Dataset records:
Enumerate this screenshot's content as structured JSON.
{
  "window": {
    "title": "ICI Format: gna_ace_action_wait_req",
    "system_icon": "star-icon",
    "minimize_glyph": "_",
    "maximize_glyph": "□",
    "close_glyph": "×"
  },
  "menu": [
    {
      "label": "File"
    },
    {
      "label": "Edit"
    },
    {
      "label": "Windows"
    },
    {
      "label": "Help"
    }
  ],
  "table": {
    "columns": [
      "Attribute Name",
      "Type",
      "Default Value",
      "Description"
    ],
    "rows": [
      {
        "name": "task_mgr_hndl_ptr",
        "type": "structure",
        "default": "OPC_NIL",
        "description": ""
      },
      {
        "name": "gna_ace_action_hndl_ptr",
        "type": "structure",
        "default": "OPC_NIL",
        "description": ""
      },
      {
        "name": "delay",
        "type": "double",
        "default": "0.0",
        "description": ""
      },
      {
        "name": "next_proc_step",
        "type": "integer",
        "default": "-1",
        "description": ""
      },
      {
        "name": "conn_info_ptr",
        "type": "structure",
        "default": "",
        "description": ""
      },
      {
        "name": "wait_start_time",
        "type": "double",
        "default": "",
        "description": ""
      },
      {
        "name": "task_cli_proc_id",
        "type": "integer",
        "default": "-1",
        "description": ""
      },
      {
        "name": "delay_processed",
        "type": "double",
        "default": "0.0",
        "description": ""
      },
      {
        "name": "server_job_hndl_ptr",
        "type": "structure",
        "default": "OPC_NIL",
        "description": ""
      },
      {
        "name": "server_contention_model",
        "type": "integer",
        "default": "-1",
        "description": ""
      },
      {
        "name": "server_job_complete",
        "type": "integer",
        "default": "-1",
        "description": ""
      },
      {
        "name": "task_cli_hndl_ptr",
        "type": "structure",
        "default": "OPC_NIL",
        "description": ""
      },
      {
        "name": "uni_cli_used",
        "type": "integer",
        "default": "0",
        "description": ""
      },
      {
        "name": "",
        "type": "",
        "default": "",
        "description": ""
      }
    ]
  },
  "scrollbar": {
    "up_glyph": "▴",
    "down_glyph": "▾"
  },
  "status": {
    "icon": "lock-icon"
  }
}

WHAT THE TASK ASKS » Copy out the whole listing exactly.

WRITTEN ANSWER »
Enumerate this screenshot's content as structured JSON.
{
  "window": {
    "title": "ICI Format: gna_ace_action_wait_req",
    "system_icon": "star-icon",
    "minimize_glyph": "_",
    "maximize_glyph": "□",
    "close_glyph": "×"
  },
  "menu": [
    {
      "label": "File"
    },
    {
      "label": "Edit"
    },
    {
      "label": "Windows"
    },
    {
      "label": "Help"
    }
  ],
  "table": {
    "columns": [
      "Attribute Name",
      "Type",
      "Default Value",
      "Description"
    ],
    "rows": [
      {
        "name": "task_mgr_hndl_ptr",
        "type": "structure",
        "default": "OPC_NIL",
        "description": ""
      },
      {
        "name": "gna_ace_action_hndl_ptr",
        "type": "structure",
        "default": "OPC_NIL",
        "description": ""
      },
      {
        "name": "delay",
        "type": "double",
        "default": "0.0",
        "description": ""
      },
      {
        "name": "next_proc_step",
        "type": "integer",
        "default": "-1",
        "description": ""
      },
      {
        "name": "conn_info_ptr",
        "type": "structure",
        "default": "",
        "description": ""
      },
      {
        "name": "wait_start_time",
        "type": "double",
        "default": "",
        "description": ""
      },
      {
        "name": "task_cli_proc_id",
        "type": "integer",
        "default": "-1",
        "description": ""
      },
      {
        "name": "delay_processed",
        "type": "double",
        "default": "0.0",
        "description": ""
      },
      {
        "name": "server_job_hndl_ptr",
        "type": "structure",
        "default": "OPC_NIL",
        "description": ""
      },
      {
        "name": "server_contention_model",
        "type": "integer",
        "default": "-1",
        "description": ""
      },
      {
        "name": "server_job_complete",
        "type": "integer",
        "default": "-1",
        "description": ""
      },
      {
        "name": "task_cli_hndl_ptr",
        "type": "structure",
        "default": "OPC_NIL",
        "description": ""
      },
      {
        "name": "uni_cli_used",
        "type": "integer",
        "default": "0",
        "description": ""
      },
      {
        "name": "",
        "type": "",
        "default": "",
        "description": ""
      }
    ]
  },
  "scrollbar": {
    "up_glyph": "▴",
    "down_glyph": "▾"
  },
  "status": {
    "icon": "lock-icon"
  }
}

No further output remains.